■ EXERCISE
Repeat the material in full. Keep every line exactly as it is.
━━━
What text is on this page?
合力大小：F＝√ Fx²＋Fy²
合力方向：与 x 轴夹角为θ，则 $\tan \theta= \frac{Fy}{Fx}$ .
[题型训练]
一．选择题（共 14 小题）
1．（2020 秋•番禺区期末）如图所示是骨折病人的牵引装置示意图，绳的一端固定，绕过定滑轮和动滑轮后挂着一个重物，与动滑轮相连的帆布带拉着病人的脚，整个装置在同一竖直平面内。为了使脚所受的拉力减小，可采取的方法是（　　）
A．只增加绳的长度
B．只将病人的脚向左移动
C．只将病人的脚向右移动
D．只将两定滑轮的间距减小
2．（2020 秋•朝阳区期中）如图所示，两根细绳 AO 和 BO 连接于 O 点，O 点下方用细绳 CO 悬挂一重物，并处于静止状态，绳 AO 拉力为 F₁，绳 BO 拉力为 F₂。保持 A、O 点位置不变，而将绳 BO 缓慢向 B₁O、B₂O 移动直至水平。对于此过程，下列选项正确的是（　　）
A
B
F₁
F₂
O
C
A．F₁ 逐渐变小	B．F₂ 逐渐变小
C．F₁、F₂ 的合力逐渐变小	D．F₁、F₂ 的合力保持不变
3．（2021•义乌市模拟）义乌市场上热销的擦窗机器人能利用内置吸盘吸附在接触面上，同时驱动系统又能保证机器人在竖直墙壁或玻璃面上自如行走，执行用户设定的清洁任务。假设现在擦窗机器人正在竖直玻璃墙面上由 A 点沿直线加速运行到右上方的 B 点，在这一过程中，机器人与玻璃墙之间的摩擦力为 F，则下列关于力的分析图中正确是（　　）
━━━
■ WRITTEN SOLUTION
What text is on this page?
合力大小：F＝√ Fx²＋Fy²
合力方向：与 x 轴夹角为θ，则 $\tan \theta= \frac{Fy}{Fx}$ .
[题型训练]
一．选择题（共 14 小题）
1．（2020 秋•番禺区期末）如图所示是骨折病人的牵引装置示意图，绳的一端固定，绕过定滑轮和动滑轮后挂着一个重物，与动滑轮相连的帆布带拉着病人的脚，整个装置在同一竖直平面内。为了使脚所受的拉力减小，可采取的方法是（　　）
A．只增加绳的长度
B．只将病人的脚向左移动
C．只将病人的脚向右移动
D．只将两定滑轮的间距减小
2．（2020 秋•朝阳区期中）如图所示，两根细绳 AO 和 BO 连接于 O 点，O 点下方用细绳 CO 悬挂一重物，并处于静止状态，绳 AO 拉力为 F₁，绳 BO 拉力为 F₂。保持 A、O 点位置不变，而将绳 BO 缓慢向 B₁O、B₂O 移动直至水平。对于此过程，下列选项正确的是（　　）
A
B
F₁
F₂
O
C
A．F₁ 逐渐变小	B．F₂ 逐渐变小
C．F₁、F₂ 的合力逐渐变小	D．F₁、F₂ 的合力保持不变
3．（2021•义乌市模拟）义乌市场上热销的擦窗机器人能利用内置吸盘吸附在接触面上，同时驱动系统又能保证机器人在竖直墙壁或玻璃面上自如行走，执行用户设定的清洁任务。假设现在擦窗机器人正在竖直玻璃墙面上由 A 点沿直线加速运行到右上方的 B 点，在这一过程中，机器人与玻璃墙之间的摩擦力为 F，则下列关于力的分析图中正确是（　　）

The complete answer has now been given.